_Your instructions_. Each entry below should be written out exactly as it is, with no pictures.

_Provided records_.

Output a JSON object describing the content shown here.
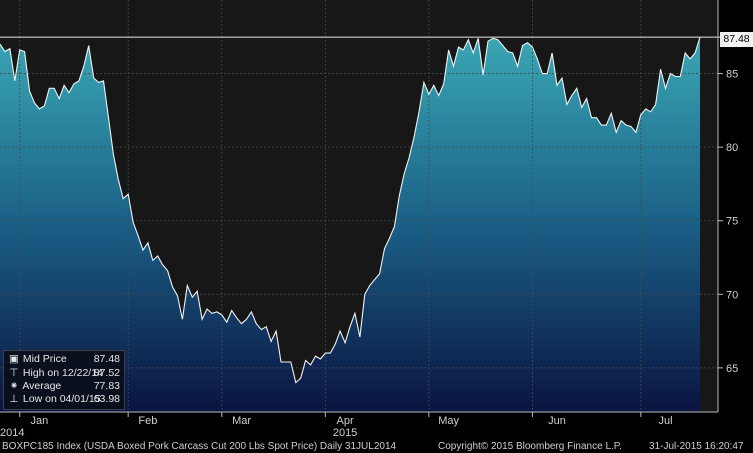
{
  "chart_data": {
    "type": "area",
    "ylim": [
      62,
      90
    ],
    "yticks": [
      65,
      70,
      75,
      80,
      85
    ],
    "year_labels": [
      "2014",
      "2015"
    ],
    "month_labels": [
      "Jan",
      "Feb",
      "Mar",
      "Apr",
      "May",
      "Jun",
      "Jul"
    ],
    "last_value_label": "87.48",
    "colors": {
      "fill_top": "#3aa7b4",
      "fill_bottom": "#0a1440",
      "line": "#f2f2f2",
      "background": "#171717"
    },
    "series": [
      {
        "values": [
          87.0,
          86.5,
          86.7,
          84.5,
          86.6,
          86.5,
          83.8,
          83.0,
          82.6,
          82.8,
          84.0,
          84.0,
          83.3,
          84.2,
          83.7,
          84.3,
          84.5,
          85.5,
          86.9,
          84.7,
          84.4,
          84.5,
          82.0,
          79.5,
          77.8,
          76.5,
          76.8,
          74.9,
          74.0,
          73.0,
          73.5,
          72.3,
          72.6,
          72.0,
          71.6,
          70.5,
          69.9,
          68.3,
          70.6,
          69.8,
          70.2,
          68.3,
          69.0,
          68.7,
          68.8,
          68.6,
          68.1,
          68.9,
          68.4,
          68.0,
          68.3,
          68.8,
          68.0,
          67.6,
          67.8,
          66.8,
          67.5,
          65.4,
          65.4,
          65.4,
          64.0,
          64.3,
          65.5,
          65.2,
          65.8,
          65.6,
          66.0,
          66.0,
          66.6,
          67.5,
          66.7,
          67.8,
          68.7,
          67.1,
          70.0,
          70.6,
          71.0,
          71.4,
          73.1,
          73.8,
          74.6,
          76.7,
          78.2,
          79.3,
          80.7,
          82.4,
          84.4,
          83.6,
          84.2,
          83.5,
          84.3,
          86.6,
          85.5,
          86.8,
          86.6,
          87.3,
          86.4,
          87.4,
          84.9,
          87.2,
          87.4,
          87.3,
          86.9,
          86.5,
          86.4,
          85.5,
          86.9,
          87.1,
          86.8,
          86.0,
          85.0,
          85.0,
          86.4,
          84.2,
          84.7,
          82.9,
          83.5,
          84.0,
          82.7,
          83.3,
          82.0,
          82.0,
          81.5,
          81.5,
          82.3,
          81.0,
          81.8,
          81.5,
          81.4,
          81.0,
          82.2,
          82.6,
          82.4,
          82.9,
          85.3,
          84.0,
          85.0,
          84.8,
          84.8,
          86.4,
          86.0,
          86.4,
          87.48
        ],
        "fill": "area"
      }
    ],
    "legend": {
      "title": "Mid Price",
      "title_value": "87.48",
      "high_label": "High on 12/22/14",
      "high_value": "87.52",
      "avg_label": "Average",
      "avg_value": "77.83",
      "low_label": "Low on 04/01/15",
      "low_value": "63.98"
    },
    "footer": {
      "left": "BOXPC185 Index (USDA Boxed Pork Carcass Cut 200 Lbs Spot Price)  Daily 31JUL2014",
      "mid": "Copyright© 2015 Bloomberg Finance L.P.",
      "right": "31-Jul-2015 16:20:47"
    }
  }
}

_The response_.
Output a JSON object describing the content shown here.
{
  "chart_data": {
    "type": "area",
    "ylim": [
      62,
      90
    ],
    "yticks": [
      65,
      70,
      75,
      80,
      85
    ],
    "year_labels": [
      "2014",
      "2015"
    ],
    "month_labels": [
      "Jan",
      "Feb",
      "Mar",
      "Apr",
      "May",
      "Jun",
      "Jul"
    ],
    "last_value_label": "87.48",
    "colors": {
      "fill_top": "#3aa7b4",
      "fill_bottom": "#0a1440",
      "line": "#f2f2f2",
      "background": "#171717"
    },
    "series": [
      {
        "values": [
          87.0,
          86.5,
          86.7,
          84.5,
          86.6,
          86.5,
          83.8,
          83.0,
          82.6,
          82.8,
          84.0,
          84.0,
          83.3,
          84.2,
          83.7,
          84.3,
          84.5,
          85.5,
          86.9,
          84.7,
          84.4,
          84.5,
          82.0,
          79.5,
          77.8,
          76.5,
          76.8,
          74.9,
          74.0,
          73.0,
          73.5,
          72.3,
          72.6,
          72.0,
          71.6,
          70.5,
          69.9,
          68.3,
          70.6,
          69.8,
          70.2,
          68.3,
          69.0,
          68.7,
          68.8,
          68.6,
          68.1,
          68.9,
          68.4,
          68.0,
          68.3,
          68.8,
          68.0,
          67.6,
          67.8,
          66.8,
          67.5,
          65.4,
          65.4,
          65.4,
          64.0,
          64.3,
          65.5,
          65.2,
          65.8,
          65.6,
          66.0,
          66.0,
          66.6,
          67.5,
          66.7,
          67.8,
          68.7,
          67.1,
          70.0,
          70.6,
          71.0,
          71.4,
          73.1,
          73.8,
          74.6,
          76.7,
          78.2,
          79.3,
          80.7,
          82.4,
          84.4,
          83.6,
          84.2,
          83.5,
          84.3,
          86.6,
          85.5,
          86.8,
          86.6,
          87.3,
          86.4,
          87.4,
          84.9,
          87.2,
          87.4,
          87.3,
          86.9,
          86.5,
          86.4,
          85.5,
          86.9,
          87.1,
          86.8,
          86.0,
          85.0,
          85.0,
          86.4,
          84.2,
          84.7,
          82.9,
          83.5,
          84.0,
          82.7,
          83.3,
          82.0,
          82.0,
          81.5,
          81.5,
          82.3,
          81.0,
          81.8,
          81.5,
          81.4,
          81.0,
          82.2,
          82.6,
          82.4,
          82.9,
          85.3,
          84.0,
          85.0,
          84.8,
          84.8,
          86.4,
          86.0,
          86.4,
          87.48
        ],
        "fill": "area"
      }
    ],
    "legend": {
      "title": "Mid Price",
      "title_value": "87.48",
      "high_label": "High on 12/22/14",
      "high_value": "87.52",
      "avg_label": "Average",
      "avg_value": "77.83",
      "low_label": "Low on 04/01/15",
      "low_value": "63.98"
    },
    "footer": {
      "left": "BOXPC185 Index (USDA Boxed Pork Carcass Cut 200 Lbs Spot Price)  Daily 31JUL2014",
      "mid": "Copyright© 2015 Bloomberg Finance L.P.",
      "right": "31-Jul-2015 16:20:47"
    }
  }
}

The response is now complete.